[Stored items]
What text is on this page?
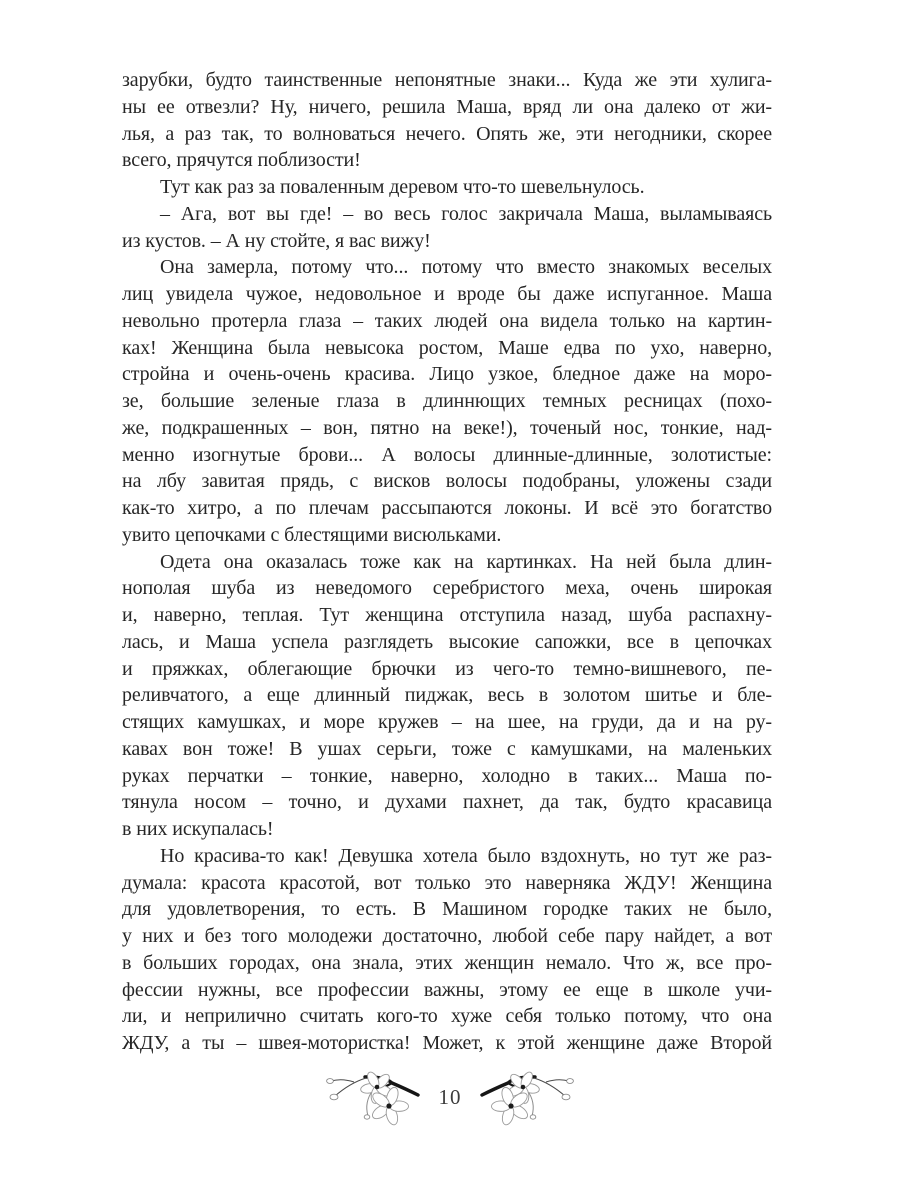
зарубки, будто таинственные непонятные знаки... Куда же эти хулига-
ны ее отвезли? Ну, ничего, решила Маша, вряд ли она далеко от жи-
лья, а раз так, то волноваться нечего. Опять же, эти негодники, скорее
всего, прячутся поблизости!
Тут как раз за поваленным деревом что-то шевельнулось.
– Ага, вот вы где! – во весь голос закричала Маша, выламываясь
из кустов. – А ну стойте, я вас вижу!
Она замерла, потому что... потому что вместо знакомых веселых
лиц увидела чужое, недовольное и вроде бы даже испуганное. Маша
невольно протерла глаза – таких людей она видела только на картин-
ках! Женщина была невысока ростом, Маше едва по ухо, наверно,
стройна и очень-очень красива. Лицо узкое, бледное даже на моро-
зе, большие зеленые глаза в длиннющих темных ресницах (похо-
же, подкрашенных – вон, пятно на веке!), точеный нос, тонкие, над-
менно изогнутые брови... А волосы длинные-длинные, золотистые:
на лбу завитая прядь, с висков волосы подобраны, уложены сзади
как-то хитро, а по плечам рассыпаются локоны. И всё это богатство
увито цепочками с блестящими висюльками.
Одета она оказалась тоже как на картинках. На ней была длин-
нополая шуба из неведомого серебристого меха, очень широкая
и, наверно, теплая. Тут женщина отступила назад, шуба распахну-
лась, и Маша успела разглядеть высокие сапожки, все в цепочках
и пряжках, облегающие брючки из чего-то темно-вишневого, пе-
реливчатого, а еще длинный пиджак, весь в золотом шитье и бле-
стящих камушках, и море кружев – на шее, на груди, да и на ру-
кавах вон тоже! В ушах серьги, тоже с камушками, на маленьких
руках перчатки – тонкие, наверно, холодно в таких... Маша по-
тянула носом – точно, и духами пахнет, да так, будто красавица
в них искупалась!
Но красива-то как! Девушка хотела было вздохнуть, но тут же раз-
думала: красота красотой, вот только это наверняка ЖДУ! Женщина
для удовлетворения, то есть. В Машином городке таких не было,
у них и без того молодежи достаточно, любой себе пару найдет, а вот
в больших городах, она знала, этих женщин немало. Что ж, все про-
фессии нужны, все профессии важны, этому ее еще в школе учи-
ли, и неприлично считать кого-то хуже себя только потому, что она
ЖДУ, а ты – швея-мотористка! Может, к этой женщине даже Второй
10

## [Instruction]
The listing above must be printed again exactly, minus its pictures.

## [Full response]
What text is on this page?
зарубки, будто таинственные непонятные знаки... Куда же эти хулига-
ны ее отвезли? Ну, ничего, решила Маша, вряд ли она далеко от жи-
лья, а раз так, то волноваться нечего. Опять же, эти негодники, скорее
всего, прячутся поблизости!
Тут как раз за поваленным деревом что-то шевельнулось.
– Ага, вот вы где! – во весь голос закричала Маша, выламываясь
из кустов. – А ну стойте, я вас вижу!
Она замерла, потому что... потому что вместо знакомых веселых
лиц увидела чужое, недовольное и вроде бы даже испуганное. Маша
невольно протерла глаза – таких людей она видела только на картин-
ках! Женщина была невысока ростом, Маше едва по ухо, наверно,
стройна и очень-очень красива. Лицо узкое, бледное даже на моро-
зе, большие зеленые глаза в длиннющих темных ресницах (похо-
же, подкрашенных – вон, пятно на веке!), точеный нос, тонкие, над-
менно изогнутые брови... А волосы длинные-длинные, золотистые:
на лбу завитая прядь, с висков волосы подобраны, уложены сзади
как-то хитро, а по плечам рассыпаются локоны. И всё это богатство
увито цепочками с блестящими висюльками.
Одета она оказалась тоже как на картинках. На ней была длин-
нополая шуба из неведомого серебристого меха, очень широкая
и, наверно, теплая. Тут женщина отступила назад, шуба распахну-
лась, и Маша успела разглядеть высокие сапожки, все в цепочках
и пряжках, облегающие брючки из чего-то темно-вишневого, пе-
реливчатого, а еще длинный пиджак, весь в золотом шитье и бле-
стящих камушках, и море кружев – на шее, на груди, да и на ру-
кавах вон тоже! В ушах серьги, тоже с камушками, на маленьких
руках перчатки – тонкие, наверно, холодно в таких... Маша по-
тянула носом – точно, и духами пахнет, да так, будто красавица
в них искупалась!
Но красива-то как! Девушка хотела было вздохнуть, но тут же раз-
думала: красота красотой, вот только это наверняка ЖДУ! Женщина
для удовлетворения, то есть. В Машином городке таких не было,
у них и без того молодежи достаточно, любой себе пару найдет, а вот
в больших городах, она знала, этих женщин немало. Что ж, все про-
фессии нужны, все профессии важны, этому ее еще в школе учи-
ли, и неприлично считать кого-то хуже себя только потому, что она
ЖДУ, а ты – швея-мотористка! Может, к этой женщине даже Второй
10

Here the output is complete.